*What the exercise asks*.
Without skipping anything, write out each record below exactly.

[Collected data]
##############################

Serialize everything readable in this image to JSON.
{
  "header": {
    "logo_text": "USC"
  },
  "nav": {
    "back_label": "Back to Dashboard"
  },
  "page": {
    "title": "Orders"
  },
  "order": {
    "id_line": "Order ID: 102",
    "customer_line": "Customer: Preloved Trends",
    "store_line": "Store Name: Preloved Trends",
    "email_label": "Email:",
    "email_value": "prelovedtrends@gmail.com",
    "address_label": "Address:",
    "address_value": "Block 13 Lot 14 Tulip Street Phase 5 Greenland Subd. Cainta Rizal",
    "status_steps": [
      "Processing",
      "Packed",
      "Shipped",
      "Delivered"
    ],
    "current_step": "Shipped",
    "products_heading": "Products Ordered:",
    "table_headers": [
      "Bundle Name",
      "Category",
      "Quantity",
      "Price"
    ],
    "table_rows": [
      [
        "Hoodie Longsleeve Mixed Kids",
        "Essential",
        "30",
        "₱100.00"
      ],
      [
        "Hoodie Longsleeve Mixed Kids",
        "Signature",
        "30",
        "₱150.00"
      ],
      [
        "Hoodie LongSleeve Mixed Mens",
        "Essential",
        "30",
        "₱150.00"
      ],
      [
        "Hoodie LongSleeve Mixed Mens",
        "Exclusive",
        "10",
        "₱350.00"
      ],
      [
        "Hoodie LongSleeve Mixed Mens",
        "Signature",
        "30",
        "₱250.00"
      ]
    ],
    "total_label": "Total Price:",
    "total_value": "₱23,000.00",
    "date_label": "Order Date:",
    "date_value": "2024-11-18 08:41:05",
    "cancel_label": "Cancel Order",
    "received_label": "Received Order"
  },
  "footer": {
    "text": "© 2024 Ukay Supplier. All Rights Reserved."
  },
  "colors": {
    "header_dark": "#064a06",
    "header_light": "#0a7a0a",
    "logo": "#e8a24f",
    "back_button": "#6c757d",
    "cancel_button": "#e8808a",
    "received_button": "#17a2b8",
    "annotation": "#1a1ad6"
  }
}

##############################

*Output*.
Serialize everything readable in this image to JSON.
{
  "header": {
    "logo_text": "USC"
  },
  "nav": {
    "back_label": "Back to Dashboard"
  },
  "page": {
    "title": "Orders"
  },
  "order": {
    "id_line": "Order ID: 102",
    "customer_line": "Customer: Preloved Trends",
    "store_line": "Store Name: Preloved Trends",
    "email_label": "Email:",
    "email_value": "prelovedtrends@gmail.com",
    "address_label": "Address:",
    "address_value": "Block 13 Lot 14 Tulip Street Phase 5 Greenland Subd. Cainta Rizal",
    "status_steps": [
      "Processing",
      "Packed",
      "Shipped",
      "Delivered"
    ],
    "current_step": "Shipped",
    "products_heading": "Products Ordered:",
    "table_headers": [
      "Bundle Name",
      "Category",
      "Quantity",
      "Price"
    ],
    "table_rows": [
      [
        "Hoodie Longsleeve Mixed Kids",
        "Essential",
        "30",
        "₱100.00"
      ],
      [
        "Hoodie Longsleeve Mixed Kids",
        "Signature",
        "30",
        "₱150.00"
      ],
      [
        "Hoodie LongSleeve Mixed Mens",
        "Essential",
        "30",
        "₱150.00"
      ],
      [
        "Hoodie LongSleeve Mixed Mens",
        "Exclusive",
        "10",
        "₱350.00"
      ],
      [
        "Hoodie LongSleeve Mixed Mens",
        "Signature",
        "30",
        "₱250.00"
      ]
    ],
    "total_label": "Total Price:",
    "total_value": "₱23,000.00",
    "date_label": "Order Date:",
    "date_value": "2024-11-18 08:41:05",
    "cancel_label": "Cancel Order",
    "received_label": "Received Order"
  },
  "footer": {
    "text": "© 2024 Ukay Supplier. All Rights Reserved."
  },
  "colors": {
    "header_dark": "#064a06",
    "header_light": "#0a7a0a",
    "logo": "#e8a24f",
    "back_button": "#6c757d",
    "cancel_button": "#e8808a",
    "received_button": "#17a2b8",
    "annotation": "#1a1ad6"
  }
}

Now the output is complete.